### Do this
Skip the pictures. Repeat everything else in the records word for word.
====
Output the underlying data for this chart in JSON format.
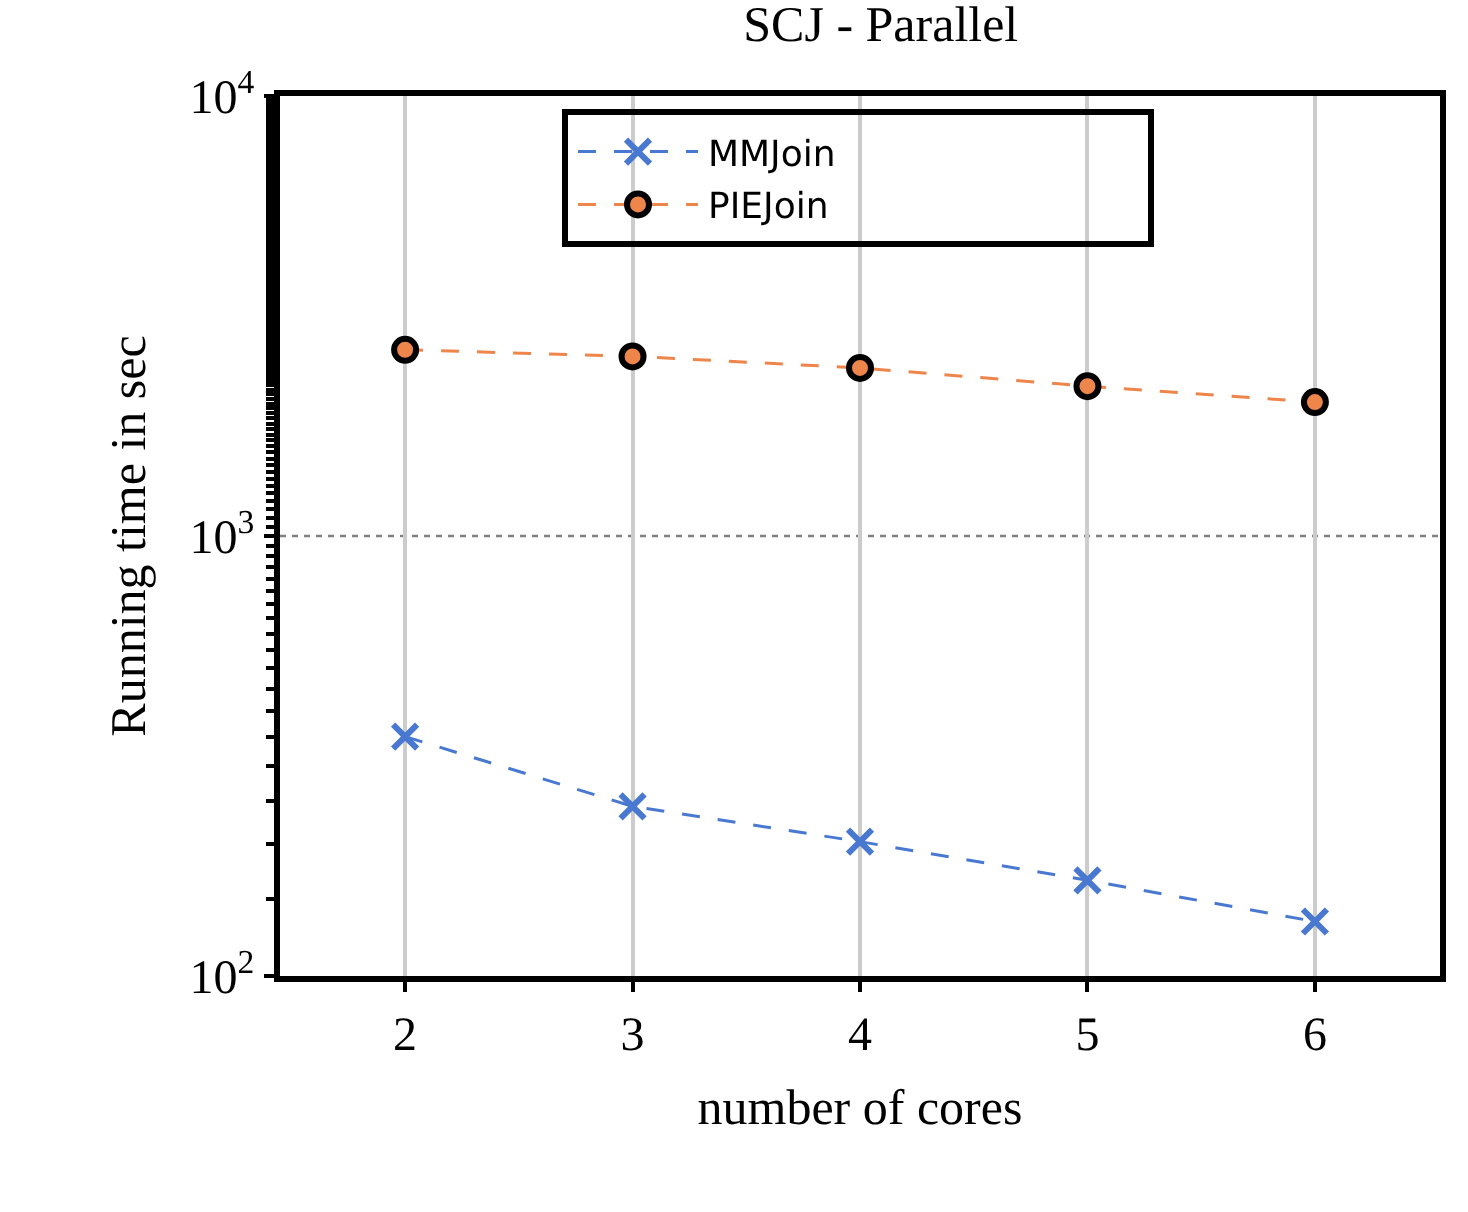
{
  "chart_data": {
    "type": "line",
    "title": "SCJ - Parallel",
    "xlabel": "number of cores",
    "ylabel": "Running time in sec",
    "x": [
      2,
      3,
      4,
      5,
      6
    ],
    "series": [
      {
        "name": "MMJoin",
        "color": "#4878d0",
        "marker": "cross",
        "values": [
          350,
          243,
          202,
          165,
          133
        ]
      },
      {
        "name": "PIEJoin",
        "color": "#ee854a",
        "marker": "circle",
        "values": [
          2650,
          2560,
          2410,
          2190,
          2015
        ]
      }
    ],
    "log": "y",
    "xlim": [
      1.45,
      6.55
    ],
    "xticks": [
      2,
      3,
      4,
      5,
      6
    ],
    "ylim": [
      100,
      10000
    ],
    "yticks": [
      {
        "value": 100,
        "label": "10$^{2}$"
      },
      {
        "value": 1000,
        "label": "10$^{3}$"
      },
      {
        "value": 10000,
        "label": "10$^{4}$"
      }
    ],
    "ref_lines": [
      {
        "axis": "y",
        "value": 1000,
        "label": null,
        "color": "#808080",
        "line_style": "dotted"
      }
    ],
    "grid": "x",
    "legend": "top",
    "line_style": "dashed"
  }
}
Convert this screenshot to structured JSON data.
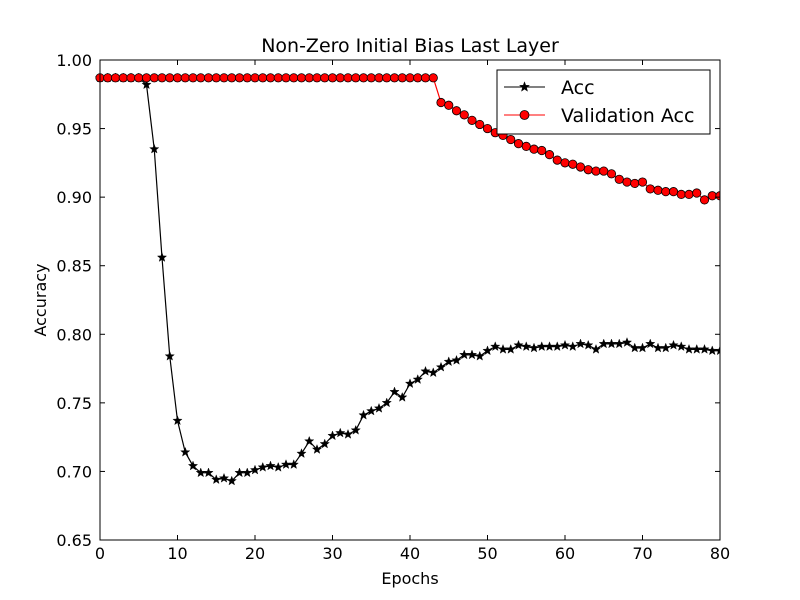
{
  "chart_data": {
    "type": "line",
    "title": "Non-Zero Initial Bias Last Layer",
    "xlabel": "Epochs",
    "ylabel": "Accuracy",
    "xlim": [
      0,
      80
    ],
    "ylim": [
      0.65,
      1.0
    ],
    "xticks": [
      0,
      10,
      20,
      30,
      40,
      50,
      60,
      70,
      80
    ],
    "xtick_labels": [
      "0",
      "10",
      "20",
      "30",
      "40",
      "50",
      "60",
      "70",
      "80"
    ],
    "yticks": [
      0.65,
      0.7,
      0.75,
      0.8,
      0.85,
      0.9,
      0.95,
      1.0
    ],
    "ytick_labels": [
      "0.65",
      "0.70",
      "0.75",
      "0.80",
      "0.85",
      "0.90",
      "0.95",
      "1.00"
    ],
    "grid": false,
    "legend_position": "top-right",
    "x": [
      0,
      1,
      2,
      3,
      4,
      5,
      6,
      7,
      8,
      9,
      10,
      11,
      12,
      13,
      14,
      15,
      16,
      17,
      18,
      19,
      20,
      21,
      22,
      23,
      24,
      25,
      26,
      27,
      28,
      29,
      30,
      31,
      32,
      33,
      34,
      35,
      36,
      37,
      38,
      39,
      40,
      41,
      42,
      43,
      44,
      45,
      46,
      47,
      48,
      49,
      50,
      51,
      52,
      53,
      54,
      55,
      56,
      57,
      58,
      59,
      60,
      61,
      62,
      63,
      64,
      65,
      66,
      67,
      68,
      69,
      70,
      71,
      72,
      73,
      74,
      75,
      76,
      77,
      78,
      79,
      80
    ],
    "series": [
      {
        "name": "Acc",
        "color": "#000000",
        "marker": "star",
        "values": [
          0.987,
          0.987,
          0.987,
          0.987,
          0.987,
          0.987,
          0.982,
          0.935,
          0.856,
          0.784,
          0.737,
          0.714,
          0.704,
          0.699,
          0.699,
          0.694,
          0.695,
          0.693,
          0.699,
          0.699,
          0.701,
          0.703,
          0.704,
          0.703,
          0.705,
          0.705,
          0.713,
          0.722,
          0.716,
          0.72,
          0.726,
          0.728,
          0.727,
          0.73,
          0.741,
          0.744,
          0.746,
          0.75,
          0.758,
          0.754,
          0.764,
          0.767,
          0.773,
          0.772,
          0.776,
          0.78,
          0.781,
          0.785,
          0.785,
          0.784,
          0.788,
          0.791,
          0.789,
          0.789,
          0.792,
          0.791,
          0.79,
          0.791,
          0.791,
          0.791,
          0.792,
          0.791,
          0.793,
          0.792,
          0.789,
          0.793,
          0.793,
          0.793,
          0.794,
          0.79,
          0.79,
          0.793,
          0.79,
          0.79,
          0.792,
          0.791,
          0.789,
          0.789,
          0.789,
          0.788,
          0.788
        ]
      },
      {
        "name": "Validation Acc",
        "color": "#ff0000",
        "marker": "circle",
        "values": [
          0.987,
          0.987,
          0.987,
          0.987,
          0.987,
          0.987,
          0.987,
          0.987,
          0.987,
          0.987,
          0.987,
          0.987,
          0.987,
          0.987,
          0.987,
          0.987,
          0.987,
          0.987,
          0.987,
          0.987,
          0.987,
          0.987,
          0.987,
          0.987,
          0.987,
          0.987,
          0.987,
          0.987,
          0.987,
          0.987,
          0.987,
          0.987,
          0.987,
          0.987,
          0.987,
          0.987,
          0.987,
          0.987,
          0.987,
          0.987,
          0.987,
          0.987,
          0.987,
          0.987,
          0.969,
          0.967,
          0.963,
          0.96,
          0.956,
          0.953,
          0.95,
          0.947,
          0.945,
          0.942,
          0.939,
          0.937,
          0.935,
          0.934,
          0.931,
          0.927,
          0.925,
          0.924,
          0.922,
          0.92,
          0.919,
          0.919,
          0.917,
          0.913,
          0.911,
          0.91,
          0.911,
          0.906,
          0.905,
          0.904,
          0.904,
          0.902,
          0.902,
          0.903,
          0.898,
          0.901,
          0.901
        ]
      }
    ]
  }
}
====
### Complete output
Output the underlying data for this chart in JSON format.
{
  "chart_data": {
    "type": "line",
    "title": "SCJ - Parallel",
    "xlabel": "number of cores",
    "ylabel": "Running time in sec",
    "x": [
      2,
      3,
      4,
      5,
      6
    ],
    "series": [
      {
        "name": "MMJoin",
        "color": "#4878d0",
        "marker": "cross",
        "values": [
          350,
          243,
          202,
          165,
          133
        ]
      },
      {
        "name": "PIEJoin",
        "color": "#ee854a",
        "marker": "circle",
        "values": [
          2650,
          2560,
          2410,
          2190,
          2015
        ]
      }
    ],
    "log": "y",
    "xlim": [
      1.45,
      6.55
    ],
    "xticks": [
      2,
      3,
      4,
      5,
      6
    ],
    "ylim": [
      100,
      10000
    ],
    "yticks": [
      {
        "value": 100,
        "label": "10$^{2}$"
      },
      {
        "value": 1000,
        "label": "10$^{3}$"
      },
      {
        "value": 10000,
        "label": "10$^{4}$"
      }
    ],
    "ref_lines": [
      {
        "axis": "y",
        "value": 1000,
        "label": null,
        "color": "#808080",
        "line_style": "dotted"
      }
    ],
    "grid": "x",
    "legend": "top",
    "line_style": "dashed"
  }
}
Convert this screenshot to structured JSON data.
{
  "chart_data": {
    "type": "line",
    "title": "Non-Zero Initial Bias Last Layer",
    "xlabel": "Epochs",
    "ylabel": "Accuracy",
    "xlim": [
      0,
      80
    ],
    "ylim": [
      0.65,
      1.0
    ],
    "xticks": [
      0,
      10,
      20,
      30,
      40,
      50,
      60,
      70,
      80
    ],
    "xtick_labels": [
      "0",
      "10",
      "20",
      "30",
      "40",
      "50",
      "60",
      "70",
      "80"
    ],
    "yticks": [
      0.65,
      0.7,
      0.75,
      0.8,
      0.85,
      0.9,
      0.95,
      1.0
    ],
    "ytick_labels": [
      "0.65",
      "0.70",
      "0.75",
      "0.80",
      "0.85",
      "0.90",
      "0.95",
      "1.00"
    ],
    "grid": false,
    "legend_position": "top-right",
    "x": [
      0,
      1,
      2,
      3,
      4,
      5,
      6,
      7,
      8,
      9,
      10,
      11,
      12,
      13,
      14,
      15,
      16,
      17,
      18,
      19,
      20,
      21,
      22,
      23,
      24,
      25,
      26,
      27,
      28,
      29,
      30,
      31,
      32,
      33,
      34,
      35,
      36,
      37,
      38,
      39,
      40,
      41,
      42,
      43,
      44,
      45,
      46,
      47,
      48,
      49,
      50,
      51,
      52,
      53,
      54,
      55,
      56,
      57,
      58,
      59,
      60,
      61,
      62,
      63,
      64,
      65,
      66,
      67,
      68,
      69,
      70,
      71,
      72,
      73,
      74,
      75,
      76,
      77,
      78,
      79,
      80
    ],
    "series": [
      {
        "name": "Acc",
        "color": "#000000",
        "marker": "star",
        "values": [
          0.987,
          0.987,
          0.987,
          0.987,
          0.987,
          0.987,
          0.982,
          0.935,
          0.856,
          0.784,
          0.737,
          0.714,
          0.704,
          0.699,
          0.699,
          0.694,
          0.695,
          0.693,
          0.699,
          0.699,
          0.701,
          0.703,
          0.704,
          0.703,
          0.705,
          0.705,
          0.713,
          0.722,
          0.716,
          0.72,
          0.726,
          0.728,
          0.727,
          0.73,
          0.741,
          0.744,
          0.746,
          0.75,
          0.758,
          0.754,
          0.764,
          0.767,
          0.773,
          0.772,
          0.776,
          0.78,
          0.781,
          0.785,
          0.785,
          0.784,
          0.788,
          0.791,
          0.789,
          0.789,
          0.792,
          0.791,
          0.79,
          0.791,
          0.791,
          0.791,
          0.792,
          0.791,
          0.793,
          0.792,
          0.789,
          0.793,
          0.793,
          0.793,
          0.794,
          0.79,
          0.79,
          0.793,
          0.79,
          0.79,
          0.792,
          0.791,
          0.789,
          0.789,
          0.789,
          0.788,
          0.788
        ]
      },
      {
        "name": "Validation Acc",
        "color": "#ff0000",
        "marker": "circle",
        "values": [
          0.987,
          0.987,
          0.987,
          0.987,
          0.987,
          0.987,
          0.987,
          0.987,
          0.987,
          0.987,
          0.987,
          0.987,
          0.987,
          0.987,
          0.987,
          0.987,
          0.987,
          0.987,
          0.987,
          0.987,
          0.987,
          0.987,
          0.987,
          0.987,
          0.987,
          0.987,
          0.987,
          0.987,
          0.987,
          0.987,
          0.987,
          0.987,
          0.987,
          0.987,
          0.987,
          0.987,
          0.987,
          0.987,
          0.987,
          0.987,
          0.987,
          0.987,
          0.987,
          0.987,
          0.969,
          0.967,
          0.963,
          0.96,
          0.956,
          0.953,
          0.95,
          0.947,
          0.945,
          0.942,
          0.939,
          0.937,
          0.935,
          0.934,
          0.931,
          0.927,
          0.925,
          0.924,
          0.922,
          0.92,
          0.919,
          0.919,
          0.917,
          0.913,
          0.911,
          0.91,
          0.911,
          0.906,
          0.905,
          0.904,
          0.904,
          0.902,
          0.902,
          0.903,
          0.898,
          0.901,
          0.901
        ]
      }
    ]
  }
}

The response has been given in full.